### Page excerpt

----

The DSW algorithm can solve this is O(n) time. The algorithm goes as follows:

1] Using right-rotation operations, turn the tree into a linked list
   (a.k.a. backbone or vine)
2] Rotate every second node of the backbone about its parent to turn
   the backbone into a perfectly balanced BST. 

Reference

Answer 4

This will convert your normal BST into a balanced BST with minimum possible height in O(n). First, save all your nodes sorted into a vector. Then, the root is the mid element and recursively build a tree from 0 to mid-1 as its left and build a tree from mid+1 to vector.size()-1 as its right child. After all these steps root keeps the balanced BST with the min-height.

    import java.util.Vector;

        public class ConvertBSTIntoBalanced {

            public static void main(String[] args) {
                TreeNode node1 = new TreeNode(1);
                TreeNode node2 = new TreeNode(2);
                TreeNode node3 = new TreeNode(3);
                TreeNode node4 = new TreeNode(4);
                node1.right = node2;
                node2.right = node3;
                node3.right = node4;
                ConvertBSTIntoBalanced convertBSTIntoBalanced = new ConvertBSTIntoBalanced();
                TreeNode balancedBSTRoot = convertBSTIntoBalanced.balanceBST(node1);
            }

            private void saveNodes(TreeNode node, Vector<TreeNode> nodes) {
                if (node == null)
                    return;
                saveNodes(node.left, nodes);
                nodes.add(node);
                saveNodes(node.right, nodes);
            }

            private TreeNode buildTree(Vector<TreeNode> nodes, int start, int end) {
                if (start > end)
                    return null;
                int mid = (start + end) / 2;
                TreeNode midNode = nodes.get(mid);
                midNode.left = buildTree(nodes, start, mid - 1);
                midNode.right = buildTree(nodes, mid + 1, end);
                return midNode;
            }

            public TreeNode balanceBST(TreeNode root) {
                Vector<TreeNode> nodes = new Vector<>();
                saveNodes(root, nodes);
                return buildTree(nodes, 0, nodes.size() - 1);
            }

        public class TreeNode {

        public Integer val;
        public TreeNode left;
        public TreeNode right;

        public TreeNode(Integer x) {
            val = x;
        }

    }

        }

I hope it helps.

----

### Stated goal 1
Answer these about the BST-balancing excerpt:
(a) In what time does the DSW algorithm solve the problem?
(b) In Answer 4, which element becomes the root?
(c) What Java collection does the code use to hold the sorted nodes?
### Stated goal 2
Output everything in the BST-balancing excerpt from "1] Using right-rotation" down to "with the min-height.", copied character for character.
### Stated goal 3
Say whether each statement agrees with the BST-balancing excerpt:
(a) The first step of the DSW algorithm uses left-rotation operations.
(b) In Answer 4, the left subtree is built from 0 to mid-1.
(c) The linked list in the DSW algorithm is also called a backbone or vine.
The data after this point isn't needed.

### Given data
----

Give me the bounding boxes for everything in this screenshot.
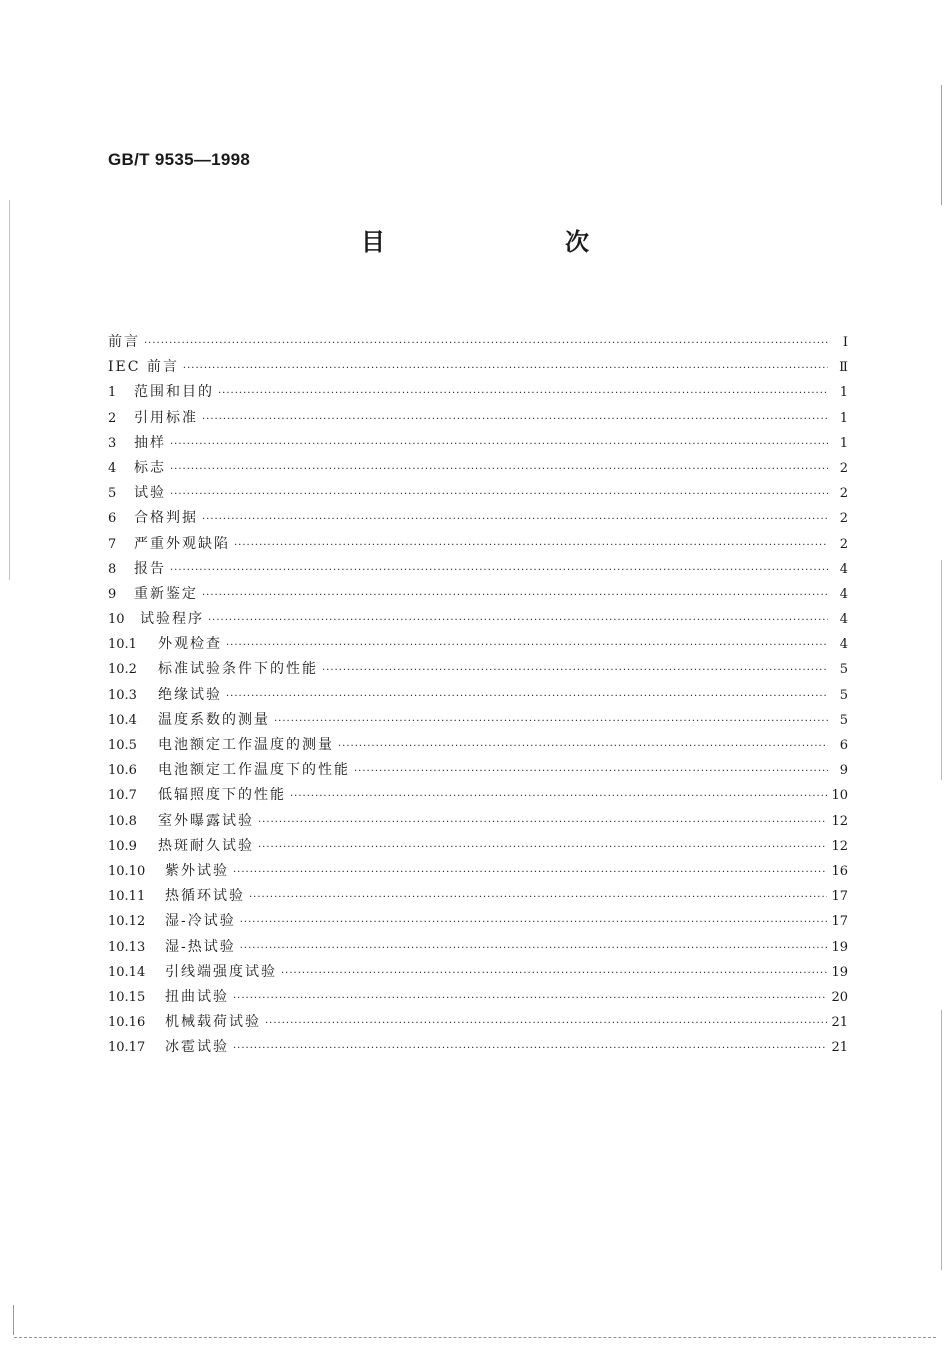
toc-entry-text: 热斑耐久试验 bbox=[158, 837, 254, 854]
toc-entry-number: 10.9 bbox=[108, 838, 137, 854]
toc-entry-page: 21 bbox=[831, 1015, 848, 1031]
toc-entry-text: 试验 bbox=[134, 485, 166, 502]
toc-entry[interactable] bbox=[108, 809, 848, 834]
toc-leader bbox=[144, 331, 828, 356]
toc-entry-number: 10.16 bbox=[108, 1015, 146, 1031]
toc-entry-page: 21 bbox=[831, 1040, 848, 1056]
toc-entry-page: 1 bbox=[839, 435, 848, 451]
toc-leader bbox=[265, 1011, 827, 1036]
toc-entry[interactable] bbox=[108, 657, 848, 682]
toc-entry[interactable] bbox=[108, 607, 848, 632]
toc-entry-page: 2 bbox=[839, 460, 848, 476]
toc-entry-page: 5 bbox=[839, 662, 848, 678]
toc-leader bbox=[170, 457, 828, 482]
toc-entry[interactable] bbox=[108, 884, 848, 909]
toc-entry-text: 机械载荷试验 bbox=[165, 1014, 261, 1031]
toc-leader bbox=[233, 986, 827, 1011]
toc-entry[interactable] bbox=[108, 985, 848, 1010]
toc-entry-number: 10.11 bbox=[108, 889, 146, 905]
toc-entry-text: 前言 bbox=[108, 334, 140, 350]
scan-edge-artifact bbox=[941, 560, 942, 780]
toc-entry-page: 16 bbox=[831, 863, 848, 879]
toc-entry-text: 标志 bbox=[134, 459, 166, 476]
toc-entry-page: 1 bbox=[839, 385, 848, 401]
toc-leader bbox=[226, 684, 828, 709]
toc-entry-page: 2 bbox=[839, 511, 848, 527]
toc-entry[interactable] bbox=[108, 582, 848, 607]
toc-entry-number: 8 bbox=[108, 561, 117, 577]
toc-entry-text: 引用标准 bbox=[134, 409, 198, 426]
toc-leader bbox=[240, 936, 828, 961]
toc-entry-number: 10.10 bbox=[108, 863, 146, 879]
toc-entry-page: 1 bbox=[839, 410, 848, 426]
toc-entry-page: 12 bbox=[831, 838, 848, 854]
toc-entry-number: 10.4 bbox=[108, 712, 137, 728]
toc-leader bbox=[240, 910, 828, 935]
toc-leader bbox=[354, 759, 828, 784]
toc-entry-page: 2 bbox=[839, 486, 848, 502]
toc-entry-text: 室外曝露试验 bbox=[158, 812, 254, 829]
toc-entry-text: 扭曲试验 bbox=[165, 988, 229, 1005]
toc-entry-page: 17 bbox=[831, 889, 848, 905]
toc-entry-page: 19 bbox=[831, 939, 848, 955]
toc-leader bbox=[170, 558, 828, 583]
toc-leader bbox=[258, 835, 827, 860]
toc-entry-number: 1 bbox=[108, 385, 117, 401]
toc-entry[interactable] bbox=[108, 557, 848, 582]
toc-leader bbox=[338, 734, 828, 759]
toc-entry-number: 10.3 bbox=[108, 687, 137, 703]
toc-leader bbox=[233, 860, 827, 885]
toc-entry[interactable] bbox=[108, 1010, 848, 1035]
toc-leader bbox=[226, 633, 828, 658]
toc-entry-number: 10.7 bbox=[108, 788, 137, 804]
toc-entry[interactable] bbox=[108, 859, 848, 884]
toc-entry-text: 引线端强度试验 bbox=[165, 963, 277, 980]
toc-entry-number: 10.14 bbox=[108, 964, 146, 980]
toc-entry-number: 10.13 bbox=[108, 939, 146, 955]
toc-leader bbox=[274, 709, 828, 734]
toc-entry-page: 5 bbox=[839, 712, 848, 728]
toc-entry-text: 范围和目的 bbox=[134, 384, 214, 401]
toc-leader bbox=[258, 810, 827, 835]
toc-entry-page: 12 bbox=[831, 813, 848, 829]
toc-entry-text: 低辐照度下的性能 bbox=[158, 787, 286, 804]
toc-entry-page: I bbox=[842, 335, 848, 350]
toc-entry-page: 5 bbox=[839, 687, 848, 703]
toc-entry-number: 7 bbox=[108, 536, 117, 552]
toc-title: 目 次 bbox=[361, 228, 667, 256]
toc-entry[interactable] bbox=[108, 758, 848, 783]
standard-code: GB/T 9535—1998 bbox=[108, 150, 251, 169]
toc-entry[interactable] bbox=[108, 708, 848, 733]
toc-entry-text: 试验程序 bbox=[140, 611, 204, 628]
toc-entry[interactable] bbox=[108, 960, 848, 985]
toc-leader bbox=[170, 432, 828, 457]
toc-entry-number: 10.1 bbox=[108, 637, 137, 653]
scan-edge-artifact bbox=[13, 1305, 14, 1335]
toc-entry-number: 10.2 bbox=[108, 662, 137, 678]
toc-entry-text: 热循环试验 bbox=[165, 888, 245, 905]
toc-entry-page: 20 bbox=[831, 989, 848, 1005]
toc-entry-page: 6 bbox=[839, 738, 848, 753]
toc-entry-text: 冰雹试验 bbox=[165, 1039, 229, 1056]
toc-entry[interactable] bbox=[108, 406, 848, 431]
toc-entry-text: 标准试验条件下的性能 bbox=[158, 661, 318, 678]
toc-leader bbox=[218, 381, 828, 406]
toc-entry-page: 4 bbox=[839, 586, 848, 602]
toc-entry-number: 10.8 bbox=[108, 813, 137, 829]
toc-entry[interactable] bbox=[108, 733, 848, 758]
toc-entry-text: 绝缘试验 bbox=[158, 686, 222, 703]
toc-entry-text: 重新鉴定 bbox=[134, 585, 198, 602]
toc-entry-text: IEC 前言 bbox=[108, 359, 179, 376]
toc-leader bbox=[233, 1036, 827, 1061]
toc-entry[interactable] bbox=[108, 481, 848, 506]
toc-entry-page: 4 bbox=[839, 561, 848, 577]
toc-entry-text: 外观检查 bbox=[158, 636, 222, 653]
toc-leader bbox=[208, 608, 828, 633]
toc-entry-text: 报告 bbox=[134, 560, 166, 577]
toc-entry-page: 10 bbox=[831, 788, 848, 804]
toc-entry[interactable] bbox=[108, 783, 848, 808]
toc-entry-number: 2 bbox=[108, 410, 117, 426]
toc-leader bbox=[281, 961, 827, 986]
scan-edge-artifact bbox=[9, 200, 10, 580]
toc-entry[interactable] bbox=[108, 456, 848, 481]
toc-entry-number: 9 bbox=[108, 586, 117, 602]
toc-entry-text: 湿-热试验 bbox=[165, 938, 236, 955]
toc-entry[interactable] bbox=[108, 355, 848, 380]
toc-entry-text: 电池额定工作温度下的性能 bbox=[158, 762, 350, 779]
toc-entry-number: 10.6 bbox=[108, 763, 137, 779]
toc-entry[interactable] bbox=[108, 532, 848, 557]
toc-entry-number: 10 bbox=[108, 612, 125, 628]
toc-entry[interactable] bbox=[108, 380, 848, 405]
toc-leader bbox=[183, 356, 828, 381]
toc-entry-number: 10.15 bbox=[108, 989, 146, 1005]
scan-edge-artifact bbox=[941, 85, 942, 205]
scan-bottom-edge bbox=[14, 1337, 936, 1338]
toc-entry-number: 10.12 bbox=[108, 914, 146, 930]
toc-leader bbox=[249, 885, 827, 910]
toc-entry-page: 4 bbox=[839, 612, 848, 628]
toc-entry[interactable] bbox=[108, 935, 848, 960]
toc-entry[interactable] bbox=[108, 683, 848, 708]
toc-entry[interactable] bbox=[108, 431, 848, 456]
toc-entry-text: 严重外观缺陷 bbox=[134, 535, 230, 552]
toc-leader bbox=[202, 583, 828, 608]
toc-entry[interactable] bbox=[108, 909, 848, 934]
toc-entry-text: 抽样 bbox=[134, 434, 166, 451]
toc-entry-text: 合格判据 bbox=[134, 510, 198, 527]
toc-entry[interactable] bbox=[108, 834, 848, 859]
toc-entry-page: 17 bbox=[831, 914, 848, 930]
toc-entry-page: Ⅱ bbox=[839, 360, 848, 376]
toc-entry[interactable] bbox=[108, 506, 848, 531]
toc-leader bbox=[290, 784, 827, 809]
toc-entry[interactable] bbox=[108, 330, 848, 355]
toc-entry-number: 10.17 bbox=[108, 1040, 146, 1056]
toc-entry-number: 5 bbox=[108, 486, 117, 502]
toc-entry-page: 19 bbox=[831, 964, 848, 980]
toc-entry-number: 6 bbox=[108, 511, 117, 527]
toc-leader bbox=[202, 407, 828, 432]
toc-entry-text: 紫外试验 bbox=[165, 862, 229, 879]
scan-edge-artifact bbox=[941, 1010, 942, 1270]
toc-entry-text: 温度系数的测量 bbox=[158, 711, 270, 728]
toc-leader bbox=[322, 658, 828, 683]
toc-entry-page: 9 bbox=[839, 763, 848, 779]
toc-entry[interactable] bbox=[108, 632, 848, 657]
toc-entry-number: 4 bbox=[108, 460, 117, 476]
toc-entry-number: 10.5 bbox=[108, 738, 137, 753]
toc-leader bbox=[170, 482, 828, 507]
toc-entry-text: 湿-冷试验 bbox=[165, 913, 236, 930]
toc-entry-page: 4 bbox=[839, 637, 848, 653]
toc-entry-number: 3 bbox=[108, 435, 117, 451]
toc-entry-text: 电池额定工作温度的测量 bbox=[158, 737, 334, 753]
toc-list bbox=[108, 330, 848, 1060]
toc-entry[interactable] bbox=[108, 1035, 848, 1060]
toc-leader bbox=[202, 507, 828, 532]
toc-leader bbox=[234, 533, 828, 558]
toc-entry-page: 2 bbox=[839, 536, 848, 552]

----

### Task answer 1
(a) O(n)
(b) The mid element
(c) Vector

### Task answer 2
1] Using right-rotation operations, turn the tree into a linked list
   (a.k.a. backbone or vine)
2] Rotate every second node of the backbone about its parent to turn
   the backbone into a perfectly balanced BST. 

Reference

Answer 4

This will convert your normal BST into a balanced BST with minimum possible height in O(n). First, save all your nodes sorted into a vector. Then, the root is the mid element and recursively build a tree from 0 to mid-1 as its left and build a tree from mid+1 to vector.size()-1 as its right child. After all these steps root keeps the balanced BST with the min-height.

### Task answer 3
(a) No: "Using right-rotation operations, turn the tree into a linked list"
(b) Yes: "recursively build a tree from 0 to mid-1 as its left"
(c) Yes: "(a.k.a. backbone or vine)"